Every line with the word "consists" in it should be extracted from the data that follows.

• • • • •

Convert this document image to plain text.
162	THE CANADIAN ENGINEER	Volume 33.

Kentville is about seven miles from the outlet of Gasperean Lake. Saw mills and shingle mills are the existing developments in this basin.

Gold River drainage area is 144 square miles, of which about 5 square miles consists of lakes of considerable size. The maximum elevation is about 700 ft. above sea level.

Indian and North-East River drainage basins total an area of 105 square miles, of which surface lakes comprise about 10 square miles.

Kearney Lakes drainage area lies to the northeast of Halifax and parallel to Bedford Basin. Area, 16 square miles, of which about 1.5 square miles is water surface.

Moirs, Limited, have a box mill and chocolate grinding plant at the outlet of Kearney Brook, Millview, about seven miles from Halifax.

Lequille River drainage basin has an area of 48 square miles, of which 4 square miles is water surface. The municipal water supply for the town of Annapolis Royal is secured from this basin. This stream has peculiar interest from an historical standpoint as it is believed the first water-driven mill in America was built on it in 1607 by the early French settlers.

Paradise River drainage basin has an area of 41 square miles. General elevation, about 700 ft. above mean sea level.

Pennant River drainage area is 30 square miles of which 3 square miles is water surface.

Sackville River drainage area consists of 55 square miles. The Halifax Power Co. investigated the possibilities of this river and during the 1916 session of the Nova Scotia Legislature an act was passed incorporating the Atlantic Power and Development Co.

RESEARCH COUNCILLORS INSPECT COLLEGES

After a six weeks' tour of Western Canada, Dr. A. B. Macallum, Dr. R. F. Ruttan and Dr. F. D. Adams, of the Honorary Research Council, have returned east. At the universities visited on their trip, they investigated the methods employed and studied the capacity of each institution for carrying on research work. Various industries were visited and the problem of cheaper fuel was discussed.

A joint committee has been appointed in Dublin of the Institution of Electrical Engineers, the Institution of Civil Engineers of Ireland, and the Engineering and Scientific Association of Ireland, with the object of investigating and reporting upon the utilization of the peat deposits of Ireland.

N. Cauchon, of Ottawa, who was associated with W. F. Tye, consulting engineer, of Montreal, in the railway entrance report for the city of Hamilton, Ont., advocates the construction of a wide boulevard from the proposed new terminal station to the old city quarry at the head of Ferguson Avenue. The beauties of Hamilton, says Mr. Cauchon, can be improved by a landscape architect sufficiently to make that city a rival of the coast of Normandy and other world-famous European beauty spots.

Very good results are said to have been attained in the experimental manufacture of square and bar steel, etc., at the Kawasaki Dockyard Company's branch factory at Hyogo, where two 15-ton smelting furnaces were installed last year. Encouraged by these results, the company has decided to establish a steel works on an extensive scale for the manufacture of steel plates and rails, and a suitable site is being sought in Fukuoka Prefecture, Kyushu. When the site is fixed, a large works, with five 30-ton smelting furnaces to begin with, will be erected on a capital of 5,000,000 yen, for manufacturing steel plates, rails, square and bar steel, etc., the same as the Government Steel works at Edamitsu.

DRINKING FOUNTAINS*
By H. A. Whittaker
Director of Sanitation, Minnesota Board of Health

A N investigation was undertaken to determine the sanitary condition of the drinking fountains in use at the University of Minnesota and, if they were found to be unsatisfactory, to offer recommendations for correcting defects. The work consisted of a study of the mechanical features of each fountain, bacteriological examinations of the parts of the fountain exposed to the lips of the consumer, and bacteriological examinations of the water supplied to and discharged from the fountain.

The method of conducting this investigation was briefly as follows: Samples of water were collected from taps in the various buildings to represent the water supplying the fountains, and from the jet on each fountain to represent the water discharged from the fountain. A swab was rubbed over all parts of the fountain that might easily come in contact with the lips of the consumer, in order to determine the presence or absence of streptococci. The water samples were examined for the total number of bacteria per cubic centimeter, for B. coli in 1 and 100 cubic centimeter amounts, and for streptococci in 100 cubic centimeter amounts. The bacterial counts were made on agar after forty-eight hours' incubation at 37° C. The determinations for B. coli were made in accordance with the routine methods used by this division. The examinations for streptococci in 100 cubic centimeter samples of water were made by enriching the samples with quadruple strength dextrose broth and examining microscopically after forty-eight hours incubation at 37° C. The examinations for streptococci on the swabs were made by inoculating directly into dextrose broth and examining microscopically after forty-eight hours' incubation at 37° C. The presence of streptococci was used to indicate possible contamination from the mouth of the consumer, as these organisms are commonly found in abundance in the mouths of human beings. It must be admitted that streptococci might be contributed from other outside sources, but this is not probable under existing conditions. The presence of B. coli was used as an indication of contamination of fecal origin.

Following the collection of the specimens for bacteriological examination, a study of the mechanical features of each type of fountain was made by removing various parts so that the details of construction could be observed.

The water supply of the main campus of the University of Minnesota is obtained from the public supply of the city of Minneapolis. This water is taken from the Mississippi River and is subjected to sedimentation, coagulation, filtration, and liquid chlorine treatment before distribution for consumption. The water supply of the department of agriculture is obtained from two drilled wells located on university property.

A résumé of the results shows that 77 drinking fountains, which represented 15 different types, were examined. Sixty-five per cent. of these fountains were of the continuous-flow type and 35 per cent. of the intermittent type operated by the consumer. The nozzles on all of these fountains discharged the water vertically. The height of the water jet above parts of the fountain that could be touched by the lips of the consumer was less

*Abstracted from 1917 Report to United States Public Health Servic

• • • • •

Exercise answer:
Gold River drainage area is 144 square miles, of which about 5 square miles consists of lakes of considerable size. The maximum elevation is about 700 ft. above sea level.
Sackville River drainage area consists of 55 square miles. The Halifax Power Co. investigated the possibilities of this river and during the 1916 session of the Nova Scotia Legislature an act was passed incorporating the Atlantic Power and Development Co.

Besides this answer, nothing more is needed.